### [Objective]
Only the lines from the one bearing "Serialize everything readable" to the final line should be transcribed, exactly and with both ends included. Pictures are to be left out.

Data items:
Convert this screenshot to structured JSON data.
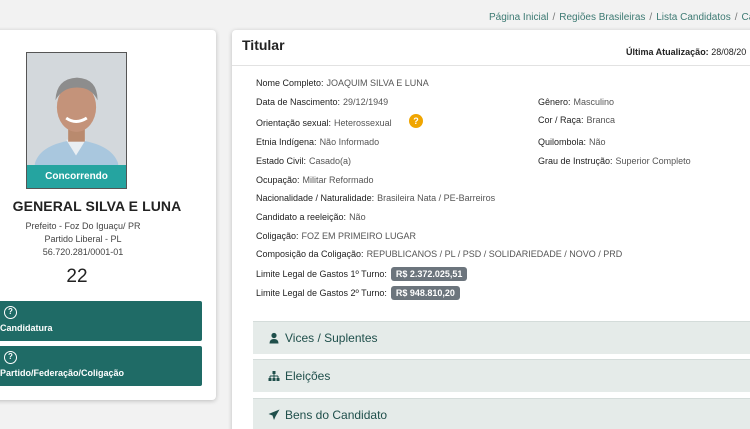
{
  "breadcrumb": {
    "items": [
      "Página Inicial",
      "Regiões Brasileiras",
      "Lista Candidatos",
      "Ca"
    ],
    "separator": "/"
  },
  "candidate": {
    "status": "Concorrendo",
    "name": "GENERAL SILVA E LUNA",
    "office": "Prefeito - Foz Do Iguaçu/ PR",
    "party": "Partido Liberal - PL",
    "cnpj": "56.720.281/0001-01",
    "number": "22",
    "buttons": [
      {
        "label": "Candidatura",
        "icon": "question-circle-icon"
      },
      {
        "label": "Partido/Federação/Coligação",
        "icon": "question-circle-icon"
      }
    ]
  },
  "details": {
    "title": "Titular",
    "last_update_label": "Última Atualização:",
    "last_update_value": "28/08/20",
    "fields": {
      "nome_completo": {
        "label": "Nome Completo:",
        "value": "JOAQUIM SILVA E LUNA"
      },
      "data_nascimento": {
        "label": "Data de Nascimento:",
        "value": "29/12/1949"
      },
      "genero": {
        "label": "Gênero:",
        "value": "Masculino"
      },
      "orientacao": {
        "label": "Orientação sexual:",
        "value": "Heterossexual"
      },
      "cor_raca": {
        "label": "Cor / Raça:",
        "value": "Branca"
      },
      "etnia": {
        "label": "Etnia Indígena:",
        "value": "Não Informado"
      },
      "quilombola": {
        "label": "Quilombola:",
        "value": "Não"
      },
      "estado_civil": {
        "label": "Estado Civil:",
        "value": "Casado(a)"
      },
      "grau_instrucao": {
        "label": "Grau de Instrução:",
        "value": "Superior Completo"
      },
      "ocupacao": {
        "label": "Ocupação:",
        "value": "Militar Reformado"
      },
      "nacionalidade": {
        "label": "Nacionalidade / Naturalidade:",
        "value": "Brasileira Nata / PE-Barreiros"
      },
      "reeleicao": {
        "label": "Candidato a reeleição:",
        "value": "Não"
      },
      "coligacao": {
        "label": "Coligação:",
        "value": "FOZ EM PRIMEIRO LUGAR"
      },
      "composicao": {
        "label": "Composição da Coligação:",
        "value": "REPUBLICANOS / PL / PSD / SOLIDARIEDADE / NOVO / PRD"
      },
      "limite_1": {
        "label": "Limite Legal de Gastos 1º Turno:",
        "value": "R$ 2.372.025,51"
      },
      "limite_2": {
        "label": "Limite Legal de Gastos 2º Turno:",
        "value": "R$ 948.810,20"
      }
    },
    "help_icon_text": "?"
  },
  "accordions": [
    {
      "label": "Vices / Suplentes",
      "icon": "user-icon"
    },
    {
      "label": "Eleições",
      "icon": "sitemap-icon"
    },
    {
      "label": "Bens do Candidato",
      "icon": "paper-plane-icon"
    }
  ],
  "colors": {
    "accent": "#1f6b66",
    "badge": "#25a4a0",
    "help": "#f0a500",
    "money_badge": "#6c757d"
  }
}
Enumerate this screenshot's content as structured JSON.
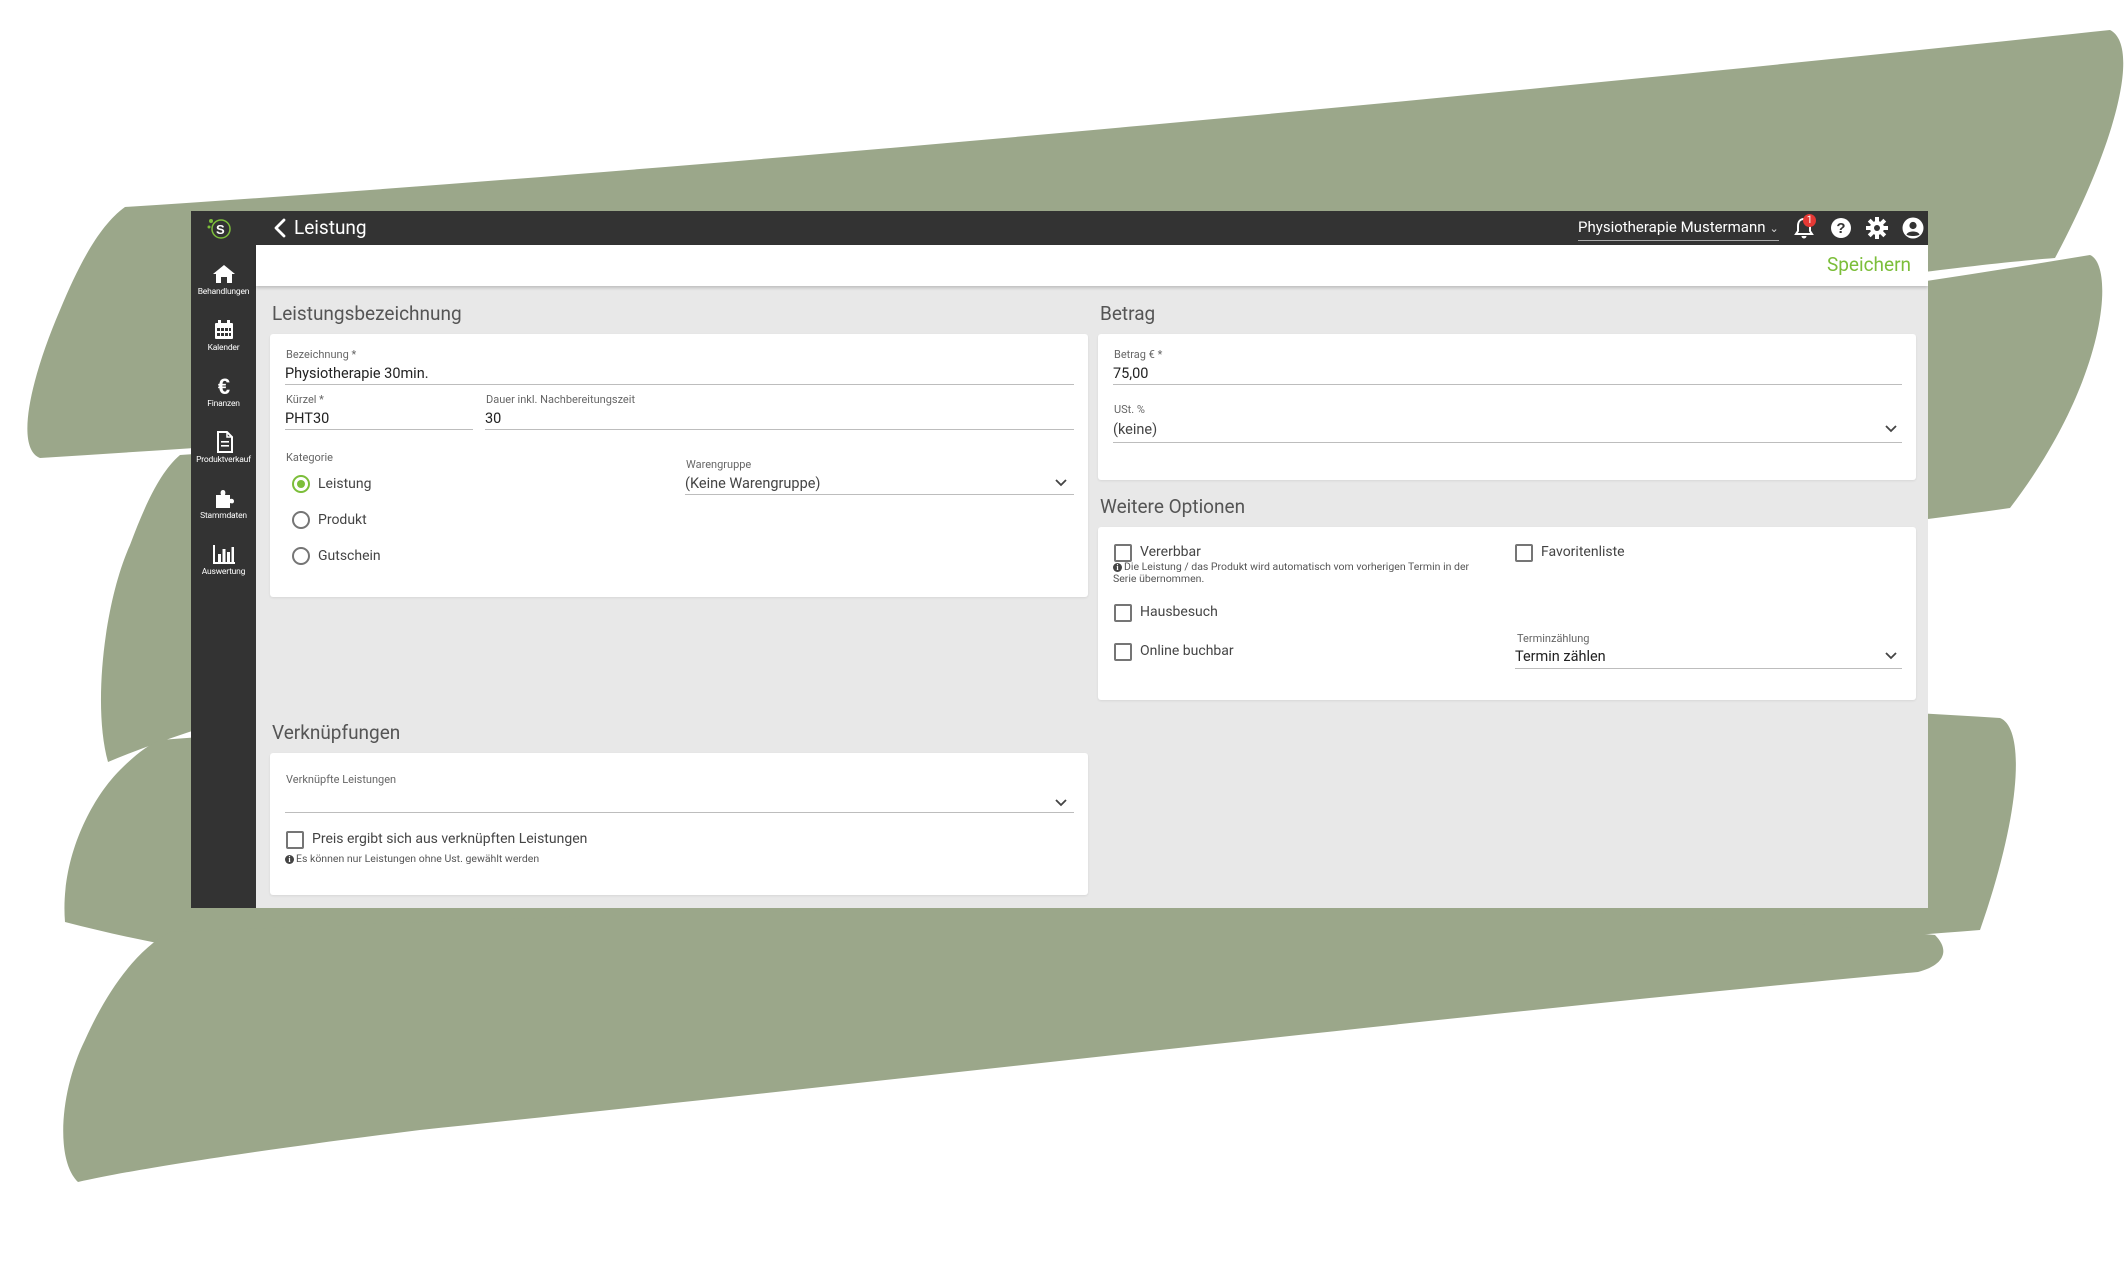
{
  "colors": {
    "accent_green": "#7cbe3a",
    "dark_bar": "#333333",
    "content_bg": "#e8e8e8",
    "brush_green": "#9ba78a",
    "badge_red": "#e53935"
  },
  "header": {
    "title": "Leistung",
    "practice_name": "Physiotherapie Mustermann",
    "notification_count": "1",
    "icons": [
      "back-icon",
      "bell-icon",
      "help-icon",
      "gear-icon",
      "user-icon"
    ]
  },
  "sidebar": {
    "items": [
      {
        "label": "Behandlungen",
        "icon": "home-icon"
      },
      {
        "label": "Kalender",
        "icon": "calendar-icon"
      },
      {
        "label": "Finanzen",
        "icon": "euro-icon"
      },
      {
        "label": "Produktverkauf",
        "icon": "document-icon"
      },
      {
        "label": "Stammdaten",
        "icon": "puzzle-icon"
      },
      {
        "label": "Auswertung",
        "icon": "chart-icon"
      }
    ]
  },
  "toolbar": {
    "save_label": "Speichern"
  },
  "leistungsbezeichnung": {
    "title": "Leistungsbezeichnung",
    "bezeichnung_label": "Bezeichnung *",
    "bezeichnung_value": "Physiotherapie 30min.",
    "kuerzel_label": "Kürzel *",
    "kuerzel_value": "PHT30",
    "dauer_label": "Dauer inkl. Nachbereitungszeit",
    "dauer_value": "30",
    "kategorie_label": "Kategorie",
    "kategorie_options": [
      "Leistung",
      "Produkt",
      "Gutschein"
    ],
    "kategorie_selected": "Leistung",
    "warengruppe_label": "Warengruppe",
    "warengruppe_value": "(Keine Warengruppe)"
  },
  "betrag": {
    "title": "Betrag",
    "betrag_label": "Betrag € *",
    "betrag_value": "75,00",
    "ust_label": "USt. %",
    "ust_value": "(keine)"
  },
  "weitere_optionen": {
    "title": "Weitere Optionen",
    "vererbbar_label": "Vererbbar",
    "vererbbar_hint": "Die Leistung / das Produkt wird automatisch vom vorherigen Termin in der Serie übernommen.",
    "favoritenliste_label": "Favoritenliste",
    "hausbesuch_label": "Hausbesuch",
    "online_buchbar_label": "Online buchbar",
    "terminzaehlung_label": "Terminzählung",
    "terminzaehlung_value": "Termin zählen"
  },
  "verknuepfungen": {
    "title": "Verknüpfungen",
    "leistungen_label": "Verknüpfte Leistungen",
    "leistungen_value": "",
    "preis_label": "Preis ergibt sich aus verknüpften Leistungen",
    "preis_hint": "Es können nur Leistungen ohne Ust. gewählt werden"
  }
}
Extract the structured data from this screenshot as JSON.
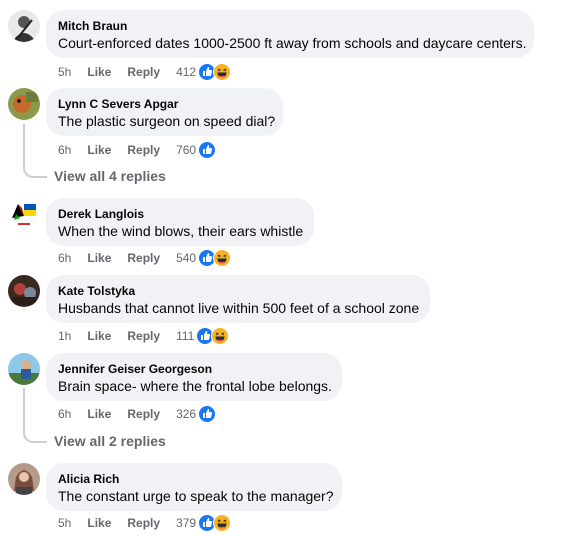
{
  "comments": [
    {
      "author": "Mitch Braun",
      "text": "Court-enforced dates 1000-2500 ft away from schools and daycare centers.",
      "time": "5h",
      "like": "Like",
      "reply": "Reply",
      "count": "412",
      "reactions": [
        "like-icon",
        "haha-icon"
      ]
    },
    {
      "author": "Lynn C Severs Apgar",
      "text": "The plastic surgeon on speed dial?",
      "time": "6h",
      "like": "Like",
      "reply": "Reply",
      "count": "760",
      "reactions": [
        "like-icon"
      ],
      "view_replies": "View all 4 replies"
    },
    {
      "author": "Derek Langlois",
      "text": "When the wind blows, their ears whistle",
      "time": "6h",
      "like": "Like",
      "reply": "Reply",
      "count": "540",
      "reactions": [
        "like-icon",
        "haha-icon"
      ]
    },
    {
      "author": "Kate Tolstyka",
      "text": "Husbands that cannot live within 500 feet of a school zone",
      "time": "1h",
      "like": "Like",
      "reply": "Reply",
      "count": "111",
      "reactions": [
        "like-icon",
        "haha-icon"
      ]
    },
    {
      "author": "Jennifer Geiser Georgeson",
      "text": "Brain space- where the frontal lobe belongs.",
      "time": "6h",
      "like": "Like",
      "reply": "Reply",
      "count": "326",
      "reactions": [
        "like-icon"
      ],
      "view_replies": "View all 2 replies"
    },
    {
      "author": "Alicia Rich",
      "text": "The constant urge to speak to the manager?",
      "time": "5h",
      "like": "Like",
      "reply": "Reply",
      "count": "379",
      "reactions": [
        "like-icon",
        "haha-icon"
      ]
    }
  ],
  "colors": {
    "bubble": "#f0f2f5",
    "meta": "#65676b",
    "like_blue": "#1877f2",
    "haha_yellow": "#f7b125"
  }
}
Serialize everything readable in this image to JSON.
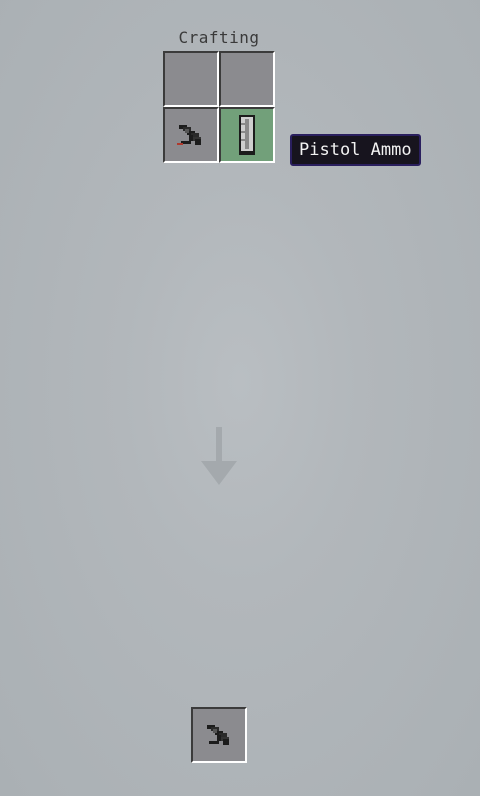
{
  "panel": {
    "title": "Crafting"
  },
  "grid": {
    "slots": [
      {
        "item": "",
        "icon": "empty-slot"
      },
      {
        "item": "",
        "icon": "empty-slot"
      },
      {
        "item": "Pistol",
        "icon": "pistol-icon"
      },
      {
        "item": "Pistol Ammo",
        "icon": "ammo-magazine-icon",
        "hovered": true
      }
    ]
  },
  "tooltip": {
    "text": "Pistol Ammo"
  },
  "result": {
    "item": "Pistol",
    "icon": "pistol-icon"
  },
  "colors": {
    "background": "#b2b7bb",
    "slot": "#8b8b8f",
    "slot_hover": "#72a07a",
    "tooltip_bg": "#17141e",
    "tooltip_border": "#2a1f5e"
  }
}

### [Reply]
Serialize everything readable in this image to JSON.
{
  "panel": {
    "title": "Crafting"
  },
  "grid": {
    "slots": [
      {
        "item": "",
        "icon": "empty-slot"
      },
      {
        "item": "",
        "icon": "empty-slot"
      },
      {
        "item": "Pistol",
        "icon": "pistol-icon"
      },
      {
        "item": "Pistol Ammo",
        "icon": "ammo-magazine-icon",
        "hovered": true
      }
    ]
  },
  "tooltip": {
    "text": "Pistol Ammo"
  },
  "result": {
    "item": "Pistol",
    "icon": "pistol-icon"
  },
  "colors": {
    "background": "#b2b7bb",
    "slot": "#8b8b8f",
    "slot_hover": "#72a07a",
    "tooltip_bg": "#17141e",
    "tooltip_border": "#2a1f5e"
  }
}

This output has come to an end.